▶ _PROBLEM DETAILS_
Drop the pictures, then extract the listing word for word.

▶ _MATERIAL FOR THE TASK_
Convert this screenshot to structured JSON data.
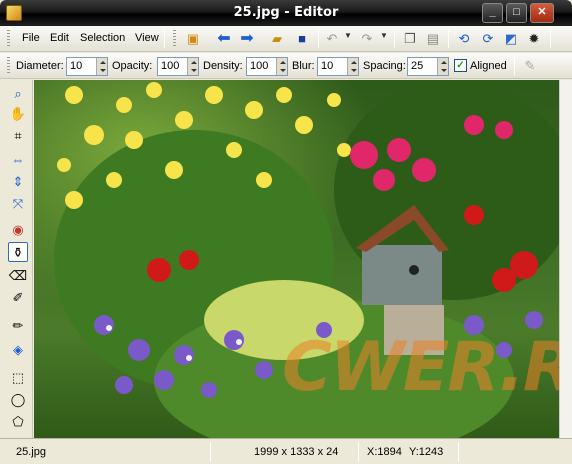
{
  "window": {
    "title": "25.jpg - Editor"
  },
  "menu": {
    "items": [
      "File",
      "Edit",
      "Selection",
      "View"
    ]
  },
  "options": {
    "diameter_label": "Diameter:",
    "diameter": "10",
    "opacity_label": "Opacity:",
    "opacity": "100",
    "density_label": "Density:",
    "density": "100",
    "blur_label": "Blur:",
    "blur": "10",
    "spacing_label": "Spacing:",
    "spacing": "25",
    "aligned_label": "Aligned",
    "aligned_checked": "✓"
  },
  "canvas": {
    "watermark": "CWER.RU"
  },
  "status": {
    "filename": "25.jpg",
    "dimensions": "1999 x 1333 x 24",
    "x": "X:1894",
    "y": "Y:1243"
  },
  "colors": {
    "accent": "#316ac5",
    "titlebar": "#000000",
    "toolbar_bg": "#ece9d8",
    "watermark": "#eb8228"
  }
}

▶ _TASK ANSWER_
Convert this screenshot to structured JSON data.
{
  "window": {
    "title": "25.jpg - Editor"
  },
  "menu": {
    "items": [
      "File",
      "Edit",
      "Selection",
      "View"
    ]
  },
  "options": {
    "diameter_label": "Diameter:",
    "diameter": "10",
    "opacity_label": "Opacity:",
    "opacity": "100",
    "density_label": "Density:",
    "density": "100",
    "blur_label": "Blur:",
    "blur": "10",
    "spacing_label": "Spacing:",
    "spacing": "25",
    "aligned_label": "Aligned",
    "aligned_checked": "✓"
  },
  "canvas": {
    "watermark": "CWER.RU"
  },
  "status": {
    "filename": "25.jpg",
    "dimensions": "1999 x 1333 x 24",
    "x": "X:1894",
    "y": "Y:1243"
  },
  "colors": {
    "accent": "#316ac5",
    "titlebar": "#000000",
    "toolbar_bg": "#ece9d8",
    "watermark": "#eb8228"
  }
}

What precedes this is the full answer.